» **Data supplied**
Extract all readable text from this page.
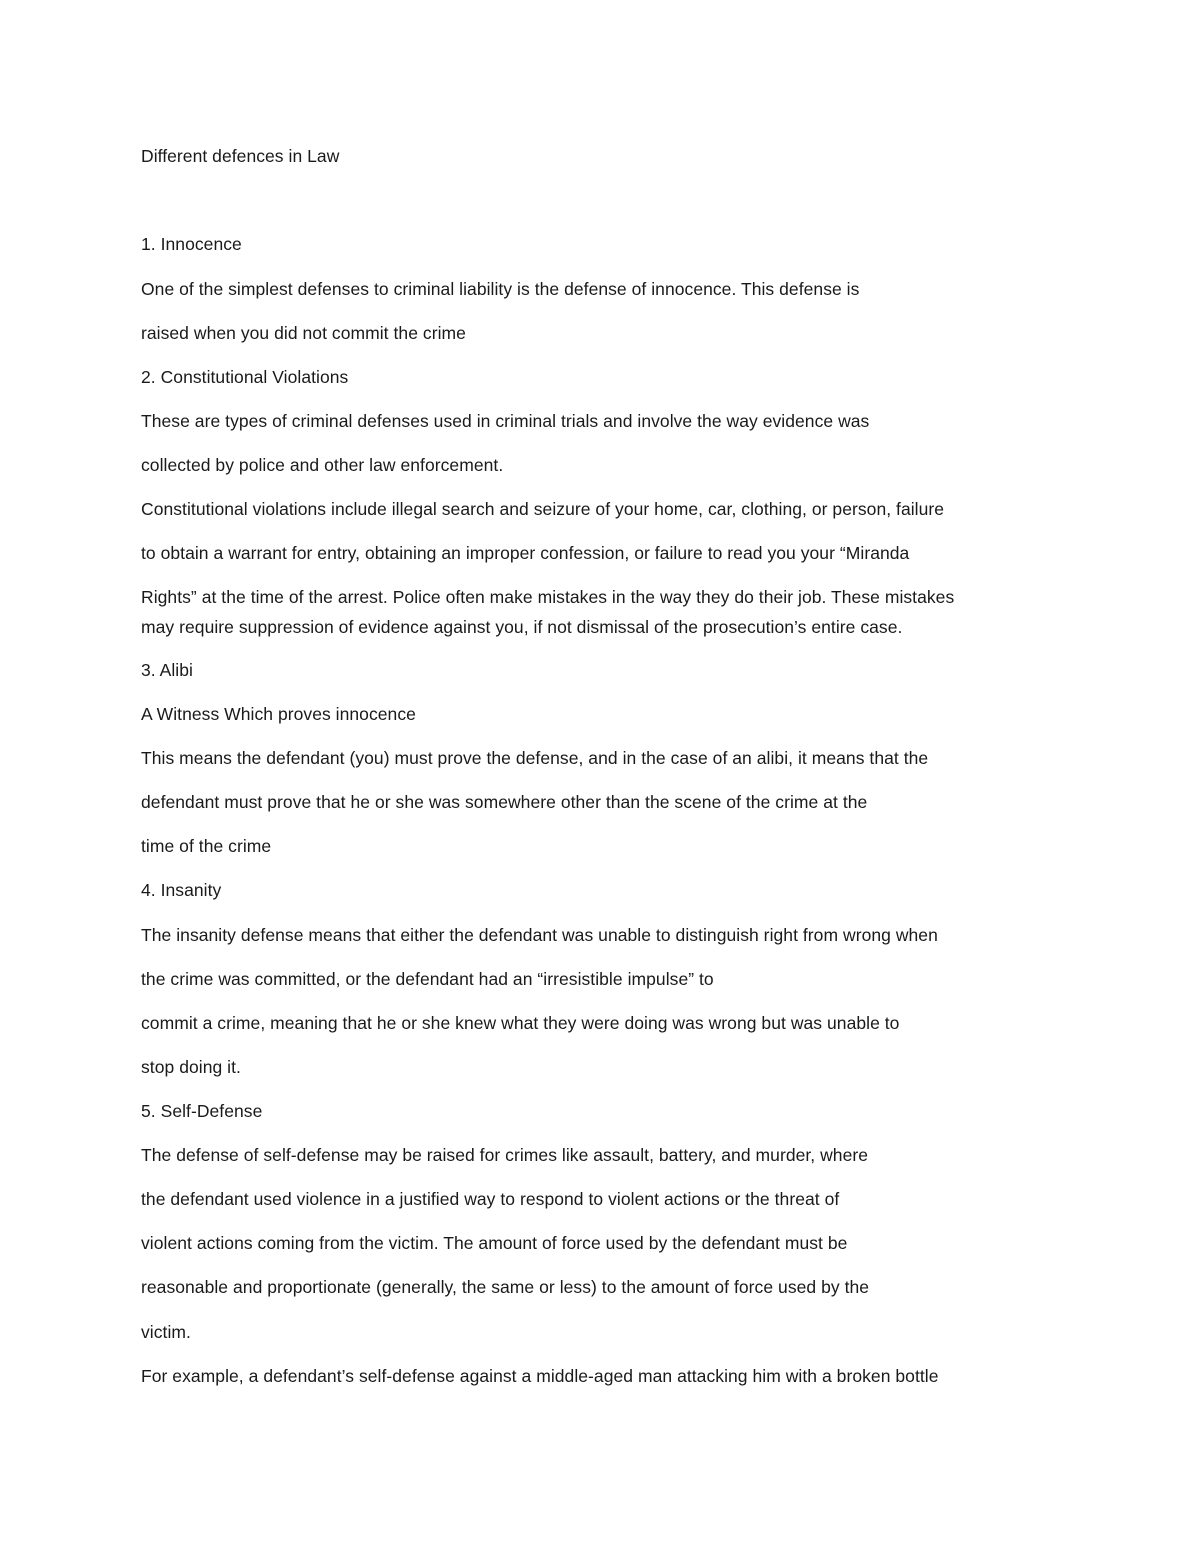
Different defences in Law
1. Innocence
One of the simplest defenses to criminal liability is the defense of innocence. This defense is
raised when you did not commit the crime
2. Constitutional Violations
These are types of criminal defenses used in criminal trials and involve the way evidence was
collected by police and other law enforcement.
Constitutional violations include illegal search and seizure of your home, car, clothing, or person, failure
to obtain a warrant for entry, obtaining an improper confession, or failure to read you your “Miranda
Rights” at the time of the arrest. Police often make mistakes in the way they do their job. These mistakes
may require suppression of evidence against you, if not dismissal of the prosecution’s entire case.
3. Alibi
A Witness Which proves innocence
This means the defendant (you) must prove the defense, and in the case of an alibi, it means that the
defendant must prove that he or she was somewhere other than the scene of the crime at the
time of the crime
4. Insanity
The insanity defense means that either the defendant was unable to distinguish right from wrong when
the crime was committed, or the defendant had an “irresistible impulse” to
commit a crime, meaning that he or she knew what they were doing was wrong but was unable to
stop doing it.
5. Self-Defense
The defense of self-defense may be raised for crimes like assault, battery, and murder, where
the defendant used violence in a justified way to respond to violent actions or the threat of
violent actions coming from the victim. The amount of force used by the defendant must be
reasonable and proportionate (generally, the same or less) to the amount of force used by the
victim.
For example, a defendant’s self-defense against a middle-aged man attacking him with a broken bottle
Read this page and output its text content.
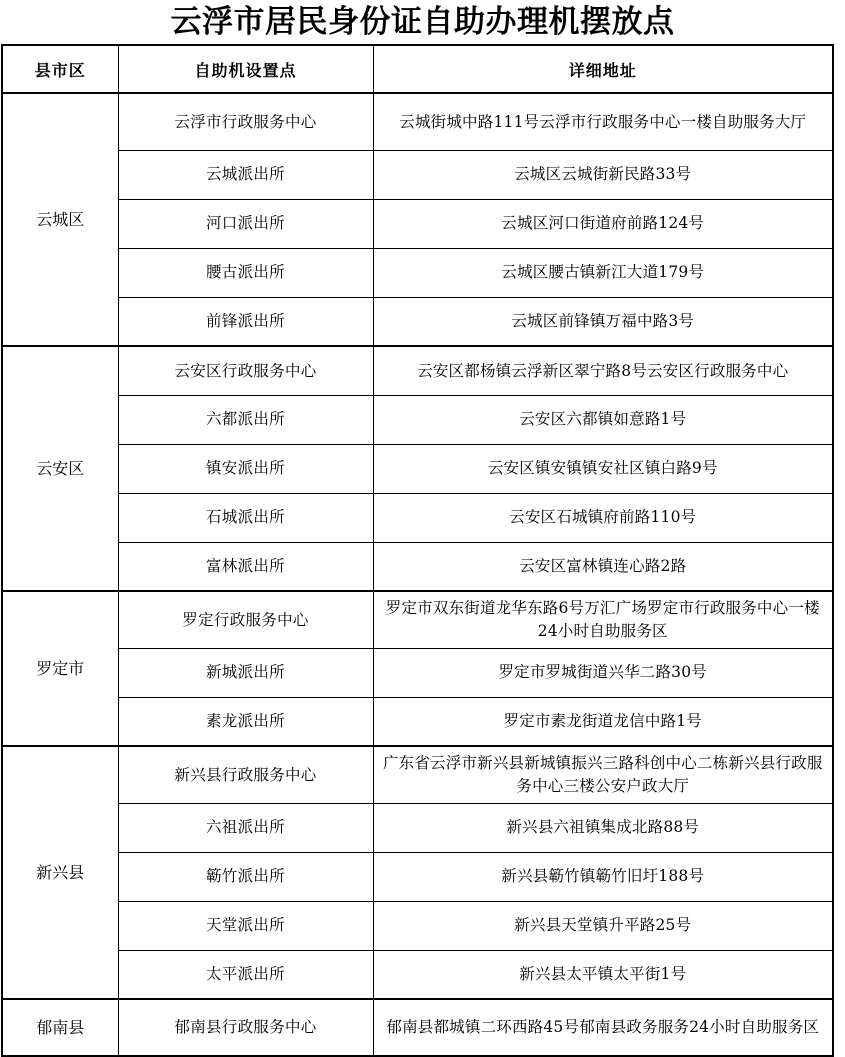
云浮市居民身份证自助办理机摆放点
县市区	自助机设置点	详细地址
云城区	云浮市行政服务中心	云城街城中路111号云浮市行政服务中心一楼自助服务大厅
	云城派出所	云城区云城街新民路33号
	河口派出所	云城区河口街道府前路124号
	腰古派出所	云城区腰古镇新江大道179号
	前锋派出所	云城区前锋镇万福中路3号
云安区	云安区行政服务中心	云安区都杨镇云浮新区翠宁路8号云安区行政服务中心
	六都派出所	云安区六都镇如意路1号
	镇安派出所	云安区镇安镇镇安社区镇白路9号
	石城派出所	云安区石城镇府前路110号
	富林派出所	云安区富林镇连心路2路
罗定市	罗定行政服务中心	罗定市双东街道龙华东路6号万汇广场罗定市行政服务中心一楼24小时自助服务区
	新城派出所	罗定市罗城街道兴华二路30号
	素龙派出所	罗定市素龙街道龙信中路1号
新兴县	新兴县行政服务中心	广东省云浮市新兴县新城镇振兴三路科创中心二栋新兴县行政服务中心三楼公安户政大厅
	六祖派出所	新兴县六祖镇集成北路88号
	簕竹派出所	新兴县簕竹镇簕竹旧圩188号
	天堂派出所	新兴县天堂镇升平路25号
	太平派出所	新兴县太平镇太平街1号
郁南县	郁南县行政服务中心	郁南县都城镇二环西路45号郁南县政务服务24小时自助服务区
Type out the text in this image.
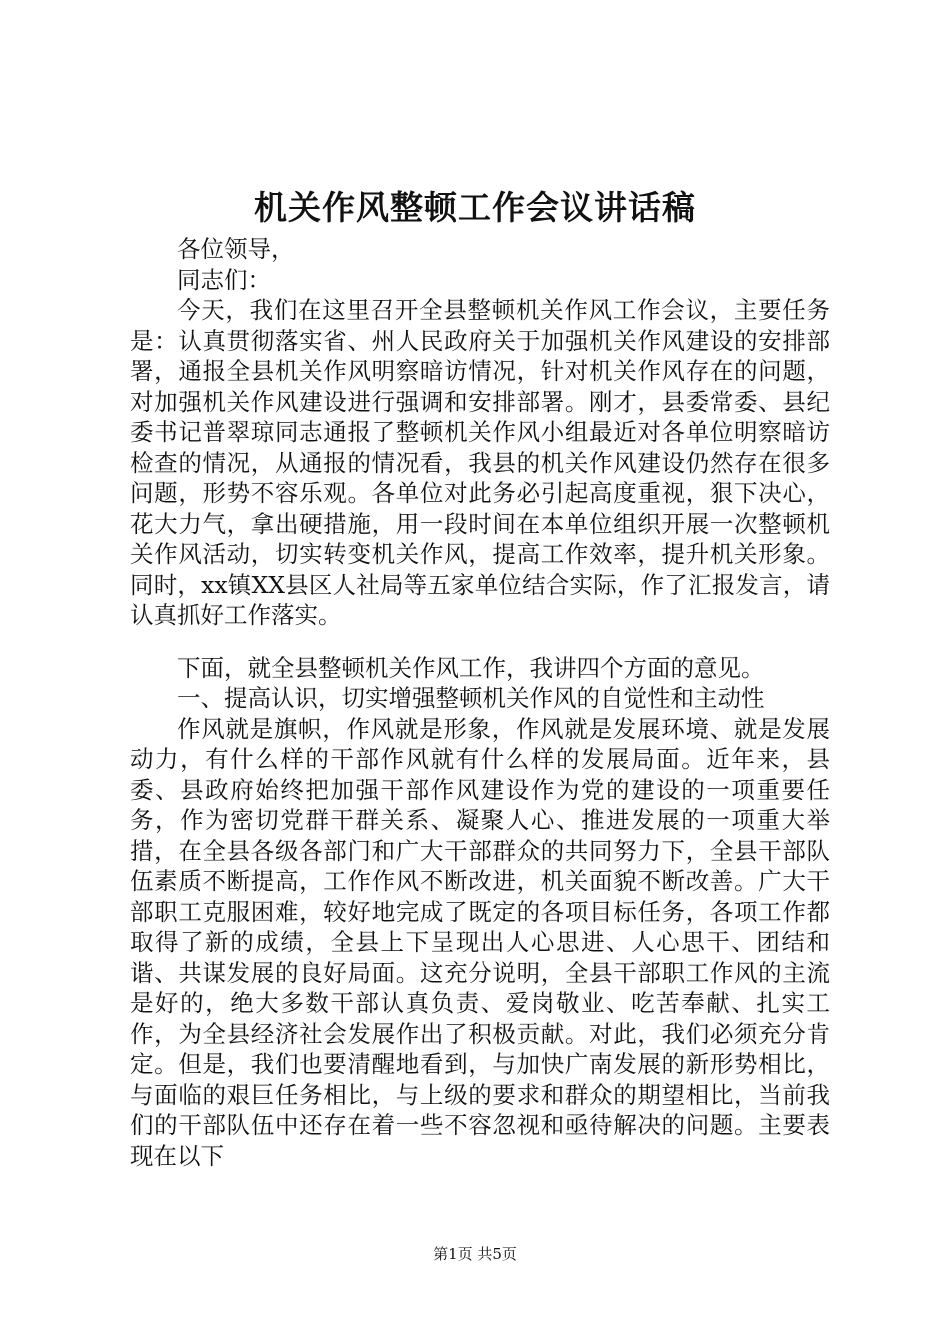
机关作风整顿工作会议讲话稿

各位领导，

同志们：

今天，我们在这里召开全县整顿机关作风工作会议，主要任务是：认真贯彻落实省、州人民政府关于加强机关作风建设的安排部署，通报全县机关作风明察暗访情况，针对机关作风存在的问题，对加强机关作风建设进行强调和安排部署。刚才，县委常委、县纪委书记普翠琼同志通报了整顿机关作风小组最近对各单位明察暗访检查的情况，从通报的情况看，我县的机关作风建设仍然存在很多问题，形势不容乐观。各单位对此务必引起高度重视，狠下决心，花大力气，拿出硬措施，用一段时间在本单位组织开展一次整顿机关作风活动，切实转变机关作风，提高工作效率，提升机关形象。同时，xx镇XX县区人社局等五家单位结合实际，作了汇报发言，请认真抓好工作落实。

下面，就全县整顿机关作风工作，我讲四个方面的意见。

一、提高认识，切实增强整顿机关作风的自觉性和主动性

作风就是旗帜，作风就是形象，作风就是发展环境、就是发展动力，有什么样的干部作风就有什么样的发展局面。近年来，县委、县政府始终把加强干部作风建设作为党的建设的一项重要任务，作为密切党群干群关系、凝聚人心、推进发展的一项重大举措，在全县各级各部门和广大干部群众的共同努力下，全县干部队伍素质不断提高，工作作风不断改进，机关面貌不断改善。广大干部职工克服困难，较好地完成了既定的各项目标任务，各项工作都取得了新的成绩，全县上下呈现出人心思进、人心思干、团结和谐、共谋发展的良好局面。这充分说明，全县干部职工作风的主流是好的，绝大多数干部认真负责、爱岗敬业、吃苦奉献、扎实工作，为全县经济社会发展作出了积极贡献。对此，我们必须充分肯定。但是，我们也要清醒地看到，与加快广南发展的新形势相比，与面临的艰巨任务相比，与上级的要求和群众的期望相比，当前我们的干部队伍中还存在着一些不容忽视和亟待解决的问题。主要表现在以下

第1页 共5页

» **Short task**
Search the data above for the string "Constitutional" and return every line that has it.

» **Full solution**
2. Constitutional Violations
Constitutional violations include illegal search and seizure of your home, car, clothing, or person, failure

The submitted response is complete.